RECORDS FOR THIS TASK
(begin)

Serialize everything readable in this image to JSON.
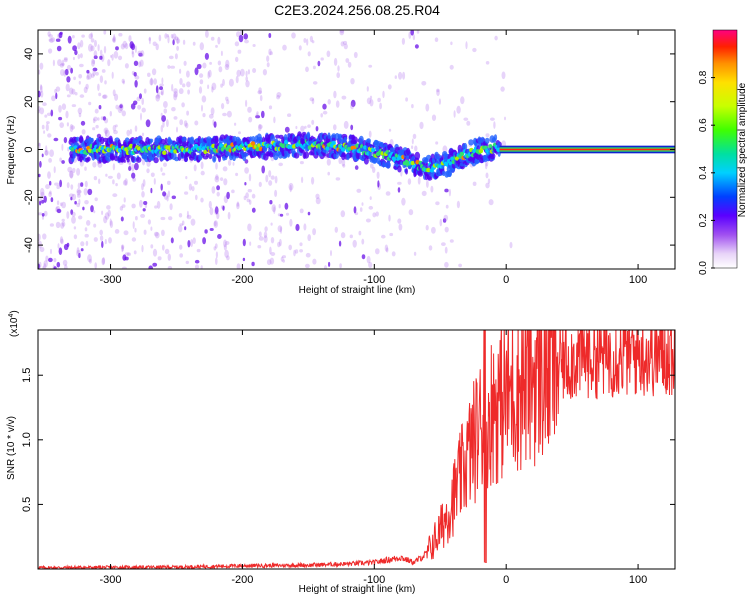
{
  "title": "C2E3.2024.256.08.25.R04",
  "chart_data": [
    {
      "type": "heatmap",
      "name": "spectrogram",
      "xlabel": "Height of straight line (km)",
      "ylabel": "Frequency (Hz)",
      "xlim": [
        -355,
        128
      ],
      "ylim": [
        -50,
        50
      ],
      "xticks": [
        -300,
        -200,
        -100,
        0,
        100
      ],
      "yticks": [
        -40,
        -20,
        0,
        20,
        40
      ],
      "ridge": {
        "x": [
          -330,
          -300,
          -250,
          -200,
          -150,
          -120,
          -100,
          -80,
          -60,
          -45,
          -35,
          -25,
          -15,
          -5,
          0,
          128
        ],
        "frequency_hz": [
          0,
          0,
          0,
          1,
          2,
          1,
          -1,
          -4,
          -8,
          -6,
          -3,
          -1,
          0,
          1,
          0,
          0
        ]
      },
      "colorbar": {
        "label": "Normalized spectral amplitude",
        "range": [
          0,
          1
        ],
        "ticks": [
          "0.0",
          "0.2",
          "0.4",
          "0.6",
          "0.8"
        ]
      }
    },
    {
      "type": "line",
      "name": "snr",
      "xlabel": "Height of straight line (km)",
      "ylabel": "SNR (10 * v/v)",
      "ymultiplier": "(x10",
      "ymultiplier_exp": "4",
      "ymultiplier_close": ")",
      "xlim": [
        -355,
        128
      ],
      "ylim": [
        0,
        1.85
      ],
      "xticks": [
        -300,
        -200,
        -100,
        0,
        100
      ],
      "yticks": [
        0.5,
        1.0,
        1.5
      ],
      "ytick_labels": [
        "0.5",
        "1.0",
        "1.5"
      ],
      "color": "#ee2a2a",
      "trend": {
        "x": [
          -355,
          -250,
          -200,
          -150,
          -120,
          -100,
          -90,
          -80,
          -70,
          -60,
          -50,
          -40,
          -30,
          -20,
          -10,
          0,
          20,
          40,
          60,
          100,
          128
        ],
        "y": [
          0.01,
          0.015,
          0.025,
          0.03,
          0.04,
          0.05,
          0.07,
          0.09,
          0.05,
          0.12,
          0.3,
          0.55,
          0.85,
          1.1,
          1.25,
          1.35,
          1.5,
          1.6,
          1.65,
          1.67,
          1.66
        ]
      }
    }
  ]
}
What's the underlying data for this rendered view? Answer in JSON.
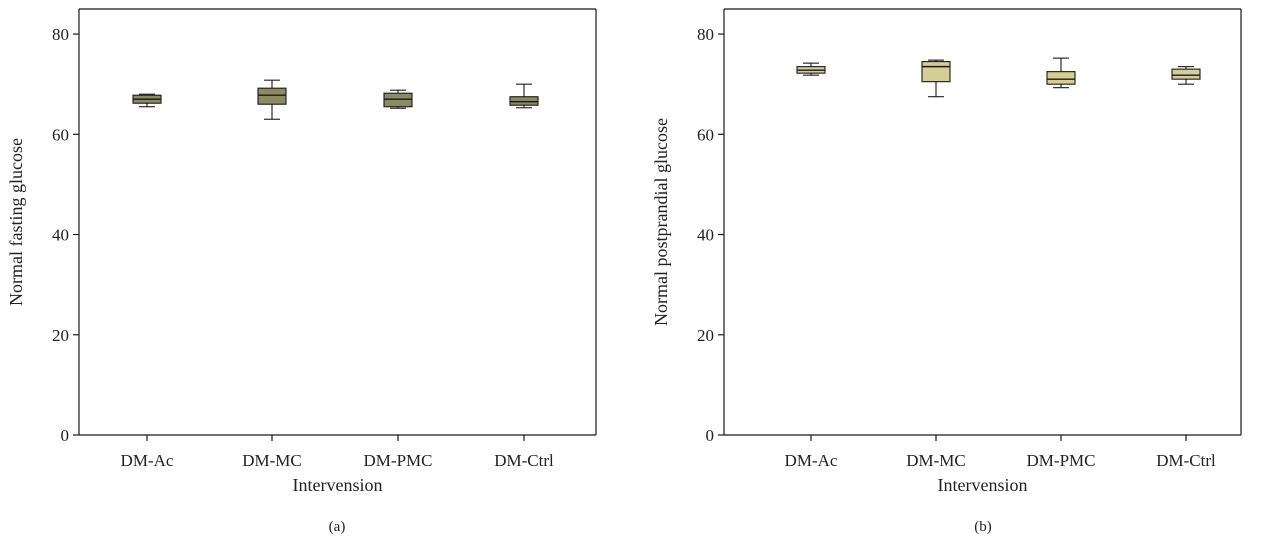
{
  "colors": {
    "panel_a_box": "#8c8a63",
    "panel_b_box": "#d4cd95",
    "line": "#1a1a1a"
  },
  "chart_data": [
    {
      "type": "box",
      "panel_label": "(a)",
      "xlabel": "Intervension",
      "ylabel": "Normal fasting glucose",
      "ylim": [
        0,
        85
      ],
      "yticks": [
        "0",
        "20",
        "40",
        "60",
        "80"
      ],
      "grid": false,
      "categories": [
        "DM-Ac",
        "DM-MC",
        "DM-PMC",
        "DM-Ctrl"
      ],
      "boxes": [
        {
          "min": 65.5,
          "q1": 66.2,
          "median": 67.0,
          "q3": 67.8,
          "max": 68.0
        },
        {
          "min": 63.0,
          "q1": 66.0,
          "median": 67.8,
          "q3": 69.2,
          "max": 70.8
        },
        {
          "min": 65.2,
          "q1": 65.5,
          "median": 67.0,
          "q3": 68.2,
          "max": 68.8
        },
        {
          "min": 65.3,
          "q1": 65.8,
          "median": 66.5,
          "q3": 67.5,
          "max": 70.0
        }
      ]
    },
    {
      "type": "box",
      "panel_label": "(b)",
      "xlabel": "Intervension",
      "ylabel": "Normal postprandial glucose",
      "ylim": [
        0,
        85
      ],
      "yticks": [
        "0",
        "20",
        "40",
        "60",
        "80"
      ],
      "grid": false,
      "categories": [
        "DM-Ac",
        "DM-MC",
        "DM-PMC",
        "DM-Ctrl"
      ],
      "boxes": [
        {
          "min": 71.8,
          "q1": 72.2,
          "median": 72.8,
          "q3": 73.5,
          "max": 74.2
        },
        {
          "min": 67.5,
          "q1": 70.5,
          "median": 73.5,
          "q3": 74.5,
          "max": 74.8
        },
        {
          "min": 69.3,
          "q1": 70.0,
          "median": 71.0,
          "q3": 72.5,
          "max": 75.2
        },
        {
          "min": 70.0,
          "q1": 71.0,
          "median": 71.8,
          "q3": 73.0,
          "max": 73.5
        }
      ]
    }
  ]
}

(end)

TASK DIRECTIONS
In the copy, include no pictures; restate the listing above exactly.

TASK SOLUTION
Serialize everything readable in this image to JSON.
{
  "title": "C2E3.2024.256.08.25.R04",
  "chart_data": [
    {
      "type": "heatmap",
      "name": "spectrogram",
      "xlabel": "Height of straight line (km)",
      "ylabel": "Frequency (Hz)",
      "xlim": [
        -355,
        128
      ],
      "ylim": [
        -50,
        50
      ],
      "xticks": [
        -300,
        -200,
        -100,
        0,
        100
      ],
      "yticks": [
        -40,
        -20,
        0,
        20,
        40
      ],
      "ridge": {
        "x": [
          -330,
          -300,
          -250,
          -200,
          -150,
          -120,
          -100,
          -80,
          -60,
          -45,
          -35,
          -25,
          -15,
          -5,
          0,
          128
        ],
        "frequency_hz": [
          0,
          0,
          0,
          1,
          2,
          1,
          -1,
          -4,
          -8,
          -6,
          -3,
          -1,
          0,
          1,
          0,
          0
        ]
      },
      "colorbar": {
        "label": "Normalized spectral amplitude",
        "range": [
          0,
          1
        ],
        "ticks": [
          "0.0",
          "0.2",
          "0.4",
          "0.6",
          "0.8"
        ]
      }
    },
    {
      "type": "line",
      "name": "snr",
      "xlabel": "Height of straight line (km)",
      "ylabel": "SNR (10 * v/v)",
      "ymultiplier": "(x10",
      "ymultiplier_exp": "4",
      "ymultiplier_close": ")",
      "xlim": [
        -355,
        128
      ],
      "ylim": [
        0,
        1.85
      ],
      "xticks": [
        -300,
        -200,
        -100,
        0,
        100
      ],
      "yticks": [
        0.5,
        1.0,
        1.5
      ],
      "ytick_labels": [
        "0.5",
        "1.0",
        "1.5"
      ],
      "color": "#ee2a2a",
      "trend": {
        "x": [
          -355,
          -250,
          -200,
          -150,
          -120,
          -100,
          -90,
          -80,
          -70,
          -60,
          -50,
          -40,
          -30,
          -20,
          -10,
          0,
          20,
          40,
          60,
          100,
          128
        ],
        "y": [
          0.01,
          0.015,
          0.025,
          0.03,
          0.04,
          0.05,
          0.07,
          0.09,
          0.05,
          0.12,
          0.3,
          0.55,
          0.85,
          1.1,
          1.25,
          1.35,
          1.5,
          1.6,
          1.65,
          1.67,
          1.66
        ]
      }
    }
  ]
}
What's the underlying data for this rendered view? Answer in JSON.
{
  "colors": {
    "panel_a_box": "#8c8a63",
    "panel_b_box": "#d4cd95",
    "line": "#1a1a1a"
  },
  "chart_data": [
    {
      "type": "box",
      "panel_label": "(a)",
      "xlabel": "Intervension",
      "ylabel": "Normal fasting glucose",
      "ylim": [
        0,
        85
      ],
      "yticks": [
        "0",
        "20",
        "40",
        "60",
        "80"
      ],
      "grid": false,
      "categories": [
        "DM-Ac",
        "DM-MC",
        "DM-PMC",
        "DM-Ctrl"
      ],
      "boxes": [
        {
          "min": 65.5,
          "q1": 66.2,
          "median": 67.0,
          "q3": 67.8,
          "max": 68.0
        },
        {
          "min": 63.0,
          "q1": 66.0,
          "median": 67.8,
          "q3": 69.2,
          "max": 70.8
        },
        {
          "min": 65.2,
          "q1": 65.5,
          "median": 67.0,
          "q3": 68.2,
          "max": 68.8
        },
        {
          "min": 65.3,
          "q1": 65.8,
          "median": 66.5,
          "q3": 67.5,
          "max": 70.0
        }
      ]
    },
    {
      "type": "box",
      "panel_label": "(b)",
      "xlabel": "Intervension",
      "ylabel": "Normal postprandial glucose",
      "ylim": [
        0,
        85
      ],
      "yticks": [
        "0",
        "20",
        "40",
        "60",
        "80"
      ],
      "grid": false,
      "categories": [
        "DM-Ac",
        "DM-MC",
        "DM-PMC",
        "DM-Ctrl"
      ],
      "boxes": [
        {
          "min": 71.8,
          "q1": 72.2,
          "median": 72.8,
          "q3": 73.5,
          "max": 74.2
        },
        {
          "min": 67.5,
          "q1": 70.5,
          "median": 73.5,
          "q3": 74.5,
          "max": 74.8
        },
        {
          "min": 69.3,
          "q1": 70.0,
          "median": 71.0,
          "q3": 72.5,
          "max": 75.2
        },
        {
          "min": 70.0,
          "q1": 71.0,
          "median": 71.8,
          "q3": 73.0,
          "max": 73.5
        }
      ]
    }
  ]
}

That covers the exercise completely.